- [PROBLEM TO WORK ON]
Below is a set of records; restate each one word for word.

[Collected data]
************

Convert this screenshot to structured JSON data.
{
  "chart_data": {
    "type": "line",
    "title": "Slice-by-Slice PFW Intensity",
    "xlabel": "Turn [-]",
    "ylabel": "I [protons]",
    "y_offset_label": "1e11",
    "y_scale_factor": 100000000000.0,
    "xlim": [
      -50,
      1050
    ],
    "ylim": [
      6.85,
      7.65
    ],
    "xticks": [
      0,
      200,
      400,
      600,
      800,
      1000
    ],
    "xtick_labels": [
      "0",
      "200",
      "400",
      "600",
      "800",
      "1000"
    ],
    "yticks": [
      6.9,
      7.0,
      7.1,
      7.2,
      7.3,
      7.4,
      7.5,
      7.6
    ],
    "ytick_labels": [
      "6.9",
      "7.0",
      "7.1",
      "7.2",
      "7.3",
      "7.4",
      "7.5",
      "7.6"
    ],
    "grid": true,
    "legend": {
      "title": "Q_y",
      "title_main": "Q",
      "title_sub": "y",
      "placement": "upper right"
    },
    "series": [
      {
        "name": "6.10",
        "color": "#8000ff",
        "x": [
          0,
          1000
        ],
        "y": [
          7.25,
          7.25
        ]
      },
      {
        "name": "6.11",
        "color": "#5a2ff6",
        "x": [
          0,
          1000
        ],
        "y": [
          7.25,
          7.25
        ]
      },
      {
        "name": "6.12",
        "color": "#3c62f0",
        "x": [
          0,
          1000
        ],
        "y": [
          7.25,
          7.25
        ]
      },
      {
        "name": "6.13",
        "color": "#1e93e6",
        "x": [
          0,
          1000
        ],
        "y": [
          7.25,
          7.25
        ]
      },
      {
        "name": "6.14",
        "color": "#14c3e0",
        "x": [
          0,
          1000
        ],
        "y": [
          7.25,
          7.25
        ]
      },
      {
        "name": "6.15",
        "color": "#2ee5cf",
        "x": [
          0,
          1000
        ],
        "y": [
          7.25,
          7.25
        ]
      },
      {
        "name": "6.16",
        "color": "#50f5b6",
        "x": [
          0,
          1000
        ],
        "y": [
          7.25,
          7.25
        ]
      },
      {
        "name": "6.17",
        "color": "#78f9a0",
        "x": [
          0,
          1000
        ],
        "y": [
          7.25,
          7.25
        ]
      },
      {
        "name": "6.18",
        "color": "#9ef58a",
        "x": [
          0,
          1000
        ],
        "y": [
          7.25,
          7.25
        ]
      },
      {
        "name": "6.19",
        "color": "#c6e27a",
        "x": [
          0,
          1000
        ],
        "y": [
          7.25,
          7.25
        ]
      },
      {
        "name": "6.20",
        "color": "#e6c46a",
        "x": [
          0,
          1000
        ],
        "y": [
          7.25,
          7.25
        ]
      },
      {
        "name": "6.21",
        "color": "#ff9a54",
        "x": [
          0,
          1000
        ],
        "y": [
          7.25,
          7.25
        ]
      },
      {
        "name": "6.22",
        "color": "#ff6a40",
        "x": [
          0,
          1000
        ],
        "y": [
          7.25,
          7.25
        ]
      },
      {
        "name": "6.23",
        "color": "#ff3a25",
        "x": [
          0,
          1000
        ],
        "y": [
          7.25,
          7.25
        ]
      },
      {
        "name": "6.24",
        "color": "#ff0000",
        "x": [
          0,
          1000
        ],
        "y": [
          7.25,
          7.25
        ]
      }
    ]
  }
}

************

- [SOLUTION FOR THIS PROBLEM]
Convert this screenshot to structured JSON data.
{
  "chart_data": {
    "type": "line",
    "title": "Slice-by-Slice PFW Intensity",
    "xlabel": "Turn [-]",
    "ylabel": "I [protons]",
    "y_offset_label": "1e11",
    "y_scale_factor": 100000000000.0,
    "xlim": [
      -50,
      1050
    ],
    "ylim": [
      6.85,
      7.65
    ],
    "xticks": [
      0,
      200,
      400,
      600,
      800,
      1000
    ],
    "xtick_labels": [
      "0",
      "200",
      "400",
      "600",
      "800",
      "1000"
    ],
    "yticks": [
      6.9,
      7.0,
      7.1,
      7.2,
      7.3,
      7.4,
      7.5,
      7.6
    ],
    "ytick_labels": [
      "6.9",
      "7.0",
      "7.1",
      "7.2",
      "7.3",
      "7.4",
      "7.5",
      "7.6"
    ],
    "grid": true,
    "legend": {
      "title": "Q_y",
      "title_main": "Q",
      "title_sub": "y",
      "placement": "upper right"
    },
    "series": [
      {
        "name": "6.10",
        "color": "#8000ff",
        "x": [
          0,
          1000
        ],
        "y": [
          7.25,
          7.25
        ]
      },
      {
        "name": "6.11",
        "color": "#5a2ff6",
        "x": [
          0,
          1000
        ],
        "y": [
          7.25,
          7.25
        ]
      },
      {
        "name": "6.12",
        "color": "#3c62f0",
        "x": [
          0,
          1000
        ],
        "y": [
          7.25,
          7.25
        ]
      },
      {
        "name": "6.13",
        "color": "#1e93e6",
        "x": [
          0,
          1000
        ],
        "y": [
          7.25,
          7.25
        ]
      },
      {
        "name": "6.14",
        "color": "#14c3e0",
        "x": [
          0,
          1000
        ],
        "y": [
          7.25,
          7.25
        ]
      },
      {
        "name": "6.15",
        "color": "#2ee5cf",
        "x": [
          0,
          1000
        ],
        "y": [
          7.25,
          7.25
        ]
      },
      {
        "name": "6.16",
        "color": "#50f5b6",
        "x": [
          0,
          1000
        ],
        "y": [
          7.25,
          7.25
        ]
      },
      {
        "name": "6.17",
        "color": "#78f9a0",
        "x": [
          0,
          1000
        ],
        "y": [
          7.25,
          7.25
        ]
      },
      {
        "name": "6.18",
        "color": "#9ef58a",
        "x": [
          0,
          1000
        ],
        "y": [
          7.25,
          7.25
        ]
      },
      {
        "name": "6.19",
        "color": "#c6e27a",
        "x": [
          0,
          1000
        ],
        "y": [
          7.25,
          7.25
        ]
      },
      {
        "name": "6.20",
        "color": "#e6c46a",
        "x": [
          0,
          1000
        ],
        "y": [
          7.25,
          7.25
        ]
      },
      {
        "name": "6.21",
        "color": "#ff9a54",
        "x": [
          0,
          1000
        ],
        "y": [
          7.25,
          7.25
        ]
      },
      {
        "name": "6.22",
        "color": "#ff6a40",
        "x": [
          0,
          1000
        ],
        "y": [
          7.25,
          7.25
        ]
      },
      {
        "name": "6.23",
        "color": "#ff3a25",
        "x": [
          0,
          1000
        ],
        "y": [
          7.25,
          7.25
        ]
      },
      {
        "name": "6.24",
        "color": "#ff0000",
        "x": [
          0,
          1000
        ],
        "y": [
          7.25,
          7.25
        ]
      }
    ]
  }
}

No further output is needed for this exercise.